**Instructions to follow**
Only a number is wanted: how many lines in these records contain the word "případě"?

-------- Information provided --------

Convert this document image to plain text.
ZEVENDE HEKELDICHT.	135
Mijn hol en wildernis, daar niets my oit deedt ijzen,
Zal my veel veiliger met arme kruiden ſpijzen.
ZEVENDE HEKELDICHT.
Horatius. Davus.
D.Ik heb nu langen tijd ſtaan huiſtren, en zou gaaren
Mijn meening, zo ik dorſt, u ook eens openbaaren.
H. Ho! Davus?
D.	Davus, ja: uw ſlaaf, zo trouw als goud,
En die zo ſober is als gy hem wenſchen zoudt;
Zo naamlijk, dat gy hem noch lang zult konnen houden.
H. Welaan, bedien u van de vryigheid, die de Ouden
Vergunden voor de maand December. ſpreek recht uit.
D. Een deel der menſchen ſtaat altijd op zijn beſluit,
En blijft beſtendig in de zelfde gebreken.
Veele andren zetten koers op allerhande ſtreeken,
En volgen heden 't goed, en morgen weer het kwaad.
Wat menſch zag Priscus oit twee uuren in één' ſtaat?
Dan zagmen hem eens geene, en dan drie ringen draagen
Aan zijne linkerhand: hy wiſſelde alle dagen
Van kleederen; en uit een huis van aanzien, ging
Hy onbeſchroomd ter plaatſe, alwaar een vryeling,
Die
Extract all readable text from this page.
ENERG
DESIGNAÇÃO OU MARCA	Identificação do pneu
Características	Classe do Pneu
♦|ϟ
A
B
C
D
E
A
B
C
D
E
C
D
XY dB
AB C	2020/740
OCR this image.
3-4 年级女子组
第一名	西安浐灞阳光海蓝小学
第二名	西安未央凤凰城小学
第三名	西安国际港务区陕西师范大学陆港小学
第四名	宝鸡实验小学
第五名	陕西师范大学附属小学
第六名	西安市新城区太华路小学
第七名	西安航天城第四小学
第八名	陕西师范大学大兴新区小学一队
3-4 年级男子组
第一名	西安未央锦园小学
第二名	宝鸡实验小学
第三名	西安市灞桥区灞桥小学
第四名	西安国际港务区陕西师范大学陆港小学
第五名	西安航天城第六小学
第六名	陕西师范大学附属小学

--------
-------- Information provided --------

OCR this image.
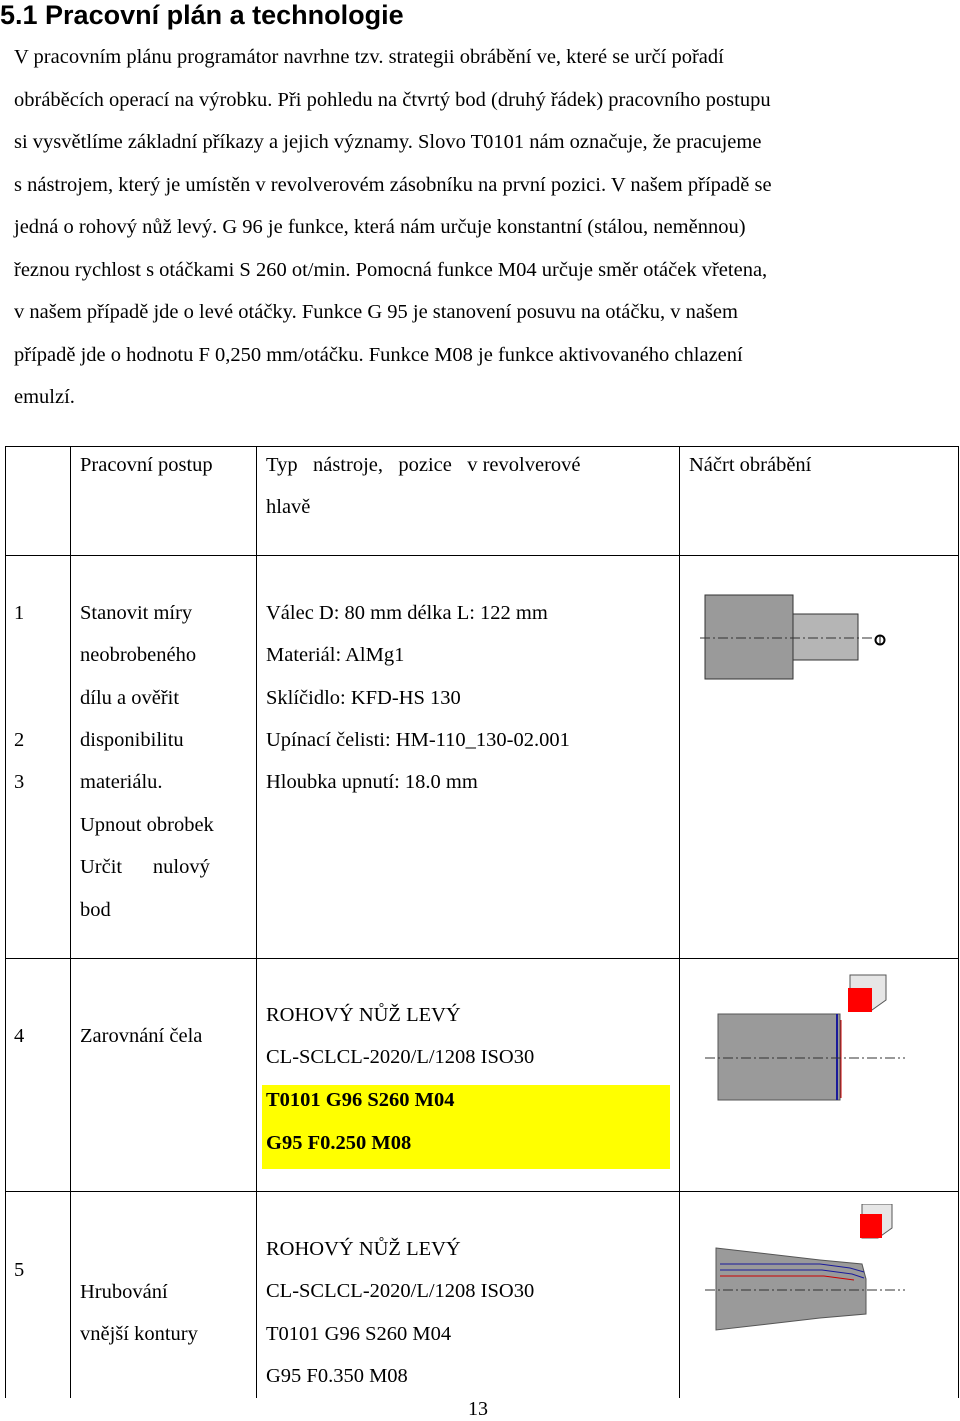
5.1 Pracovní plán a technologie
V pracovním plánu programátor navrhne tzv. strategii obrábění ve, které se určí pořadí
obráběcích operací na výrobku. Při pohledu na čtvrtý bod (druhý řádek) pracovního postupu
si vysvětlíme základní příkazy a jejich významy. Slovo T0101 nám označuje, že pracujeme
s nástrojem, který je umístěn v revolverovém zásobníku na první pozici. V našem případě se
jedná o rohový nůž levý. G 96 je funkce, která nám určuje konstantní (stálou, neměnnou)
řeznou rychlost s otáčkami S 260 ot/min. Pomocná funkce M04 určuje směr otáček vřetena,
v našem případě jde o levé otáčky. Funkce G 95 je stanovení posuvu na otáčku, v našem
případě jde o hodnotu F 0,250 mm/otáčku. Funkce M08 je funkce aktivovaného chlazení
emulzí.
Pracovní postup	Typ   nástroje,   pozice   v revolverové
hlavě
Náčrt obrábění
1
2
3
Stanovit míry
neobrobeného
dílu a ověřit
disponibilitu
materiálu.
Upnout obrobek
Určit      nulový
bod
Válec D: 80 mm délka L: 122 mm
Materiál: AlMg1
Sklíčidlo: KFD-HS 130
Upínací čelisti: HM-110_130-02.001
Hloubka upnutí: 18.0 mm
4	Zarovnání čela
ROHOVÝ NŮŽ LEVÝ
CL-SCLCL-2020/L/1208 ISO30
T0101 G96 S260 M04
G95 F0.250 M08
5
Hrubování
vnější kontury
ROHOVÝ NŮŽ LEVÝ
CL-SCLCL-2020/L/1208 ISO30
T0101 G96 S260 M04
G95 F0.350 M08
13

--------

**Result for this task**
3